● Quoted passage
Drawing accurate geometry and keeping lines straight to create perspective is an area I am not strong at when it comes to freehand work. I initially saw this as something I could challenge myself with, however as I moved across the page my line work became messy and confusing as I would find my grid becoming increasingly off centre to where it was meant to be. At the same time it became apparent that the overall composition was going to be too complex to communicate a point, so I had to strategize again on what content to include.
I returned to my still life and constructed a simpler structure to work from that focussed on the chess set, this time without the clock and noughts and crosses games. I tried to add more meaning into the positioning of the chess pieces by staging them in a way that shows how each side has defeated their counterpart as I wanted to further a metaphor about self defeating thoughts.
I returned completed my new objective drawing in pencil, where I had used more restless line work than usual to create my depiction of the scene.
Next, I was required to do a printout or trace of the objects where I used a graphite stick to add tone and retrace where I had already been. As the artists that I looked at had similarly done, I was looking for methods to distort the shapes to make them have rougher outlines without erasing them completely. By drawing in a way using a tool that was deliberately scrappy, I was hoping to develop that into a style rather than just seeing purely it as rough work. even still, this was frustrating at time as I felt that the work looked and felt consistently unfinished throughout its development.

● Given data

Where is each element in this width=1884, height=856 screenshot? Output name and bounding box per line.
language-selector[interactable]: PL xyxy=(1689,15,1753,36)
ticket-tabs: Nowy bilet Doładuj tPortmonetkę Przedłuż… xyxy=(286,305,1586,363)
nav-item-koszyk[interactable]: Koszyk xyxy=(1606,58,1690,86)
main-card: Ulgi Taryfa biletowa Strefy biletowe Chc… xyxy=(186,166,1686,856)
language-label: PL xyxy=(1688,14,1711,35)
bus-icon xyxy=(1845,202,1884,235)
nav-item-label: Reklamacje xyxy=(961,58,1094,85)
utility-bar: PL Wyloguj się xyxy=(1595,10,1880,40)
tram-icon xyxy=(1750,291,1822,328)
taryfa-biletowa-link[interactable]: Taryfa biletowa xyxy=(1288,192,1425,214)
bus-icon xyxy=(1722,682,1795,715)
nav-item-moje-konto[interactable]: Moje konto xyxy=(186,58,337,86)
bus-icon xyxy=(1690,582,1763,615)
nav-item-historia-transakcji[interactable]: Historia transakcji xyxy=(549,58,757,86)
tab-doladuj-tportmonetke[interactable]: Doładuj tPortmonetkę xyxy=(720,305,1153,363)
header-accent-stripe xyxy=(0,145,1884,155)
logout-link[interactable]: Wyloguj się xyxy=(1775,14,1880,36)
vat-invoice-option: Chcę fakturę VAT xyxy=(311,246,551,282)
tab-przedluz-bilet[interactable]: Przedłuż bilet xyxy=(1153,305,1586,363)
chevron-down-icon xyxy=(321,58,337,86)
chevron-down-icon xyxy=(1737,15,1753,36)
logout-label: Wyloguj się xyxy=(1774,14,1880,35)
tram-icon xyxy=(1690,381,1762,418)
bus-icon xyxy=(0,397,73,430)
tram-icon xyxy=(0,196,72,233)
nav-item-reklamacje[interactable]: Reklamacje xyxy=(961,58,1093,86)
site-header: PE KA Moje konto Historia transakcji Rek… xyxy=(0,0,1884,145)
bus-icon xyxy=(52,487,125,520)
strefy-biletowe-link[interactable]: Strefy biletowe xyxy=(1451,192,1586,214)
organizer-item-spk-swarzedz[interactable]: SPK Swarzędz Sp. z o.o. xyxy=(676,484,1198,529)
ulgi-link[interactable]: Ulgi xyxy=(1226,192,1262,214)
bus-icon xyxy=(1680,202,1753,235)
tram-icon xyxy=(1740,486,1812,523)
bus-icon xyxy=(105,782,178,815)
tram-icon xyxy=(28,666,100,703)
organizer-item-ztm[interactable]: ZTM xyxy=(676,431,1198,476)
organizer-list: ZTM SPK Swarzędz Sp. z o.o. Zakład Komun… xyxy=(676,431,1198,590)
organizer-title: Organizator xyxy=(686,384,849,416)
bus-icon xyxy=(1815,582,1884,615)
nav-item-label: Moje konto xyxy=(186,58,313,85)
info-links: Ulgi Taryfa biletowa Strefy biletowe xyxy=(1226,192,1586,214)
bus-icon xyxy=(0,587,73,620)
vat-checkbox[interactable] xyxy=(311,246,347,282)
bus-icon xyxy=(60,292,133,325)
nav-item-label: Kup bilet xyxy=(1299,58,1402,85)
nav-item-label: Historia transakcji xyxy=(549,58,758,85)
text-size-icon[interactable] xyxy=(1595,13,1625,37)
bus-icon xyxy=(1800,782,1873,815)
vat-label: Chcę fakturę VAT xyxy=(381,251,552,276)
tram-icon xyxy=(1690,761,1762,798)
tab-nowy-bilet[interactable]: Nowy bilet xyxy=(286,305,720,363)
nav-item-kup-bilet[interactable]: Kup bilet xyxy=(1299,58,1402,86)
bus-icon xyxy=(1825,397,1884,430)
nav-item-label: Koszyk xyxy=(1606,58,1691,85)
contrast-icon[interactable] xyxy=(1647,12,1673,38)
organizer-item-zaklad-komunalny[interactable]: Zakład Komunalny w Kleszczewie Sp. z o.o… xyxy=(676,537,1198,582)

● Exercise goal
Print the passage about the chess still life drawing above word for word, starting at the words "I returned to" and ending after "self defeating thoughts.".

● Answer to this exercise
I returned to my still life and constructed a simpler structure to work from that focussed on the chess set, this time without the clock and noughts and crosses games. I tried to add more meaning into the positioning of the chess pieces by staging them in a way that shows how each side has defeated their counterpart as I wanted to further a metaphor about self defeating thoughts.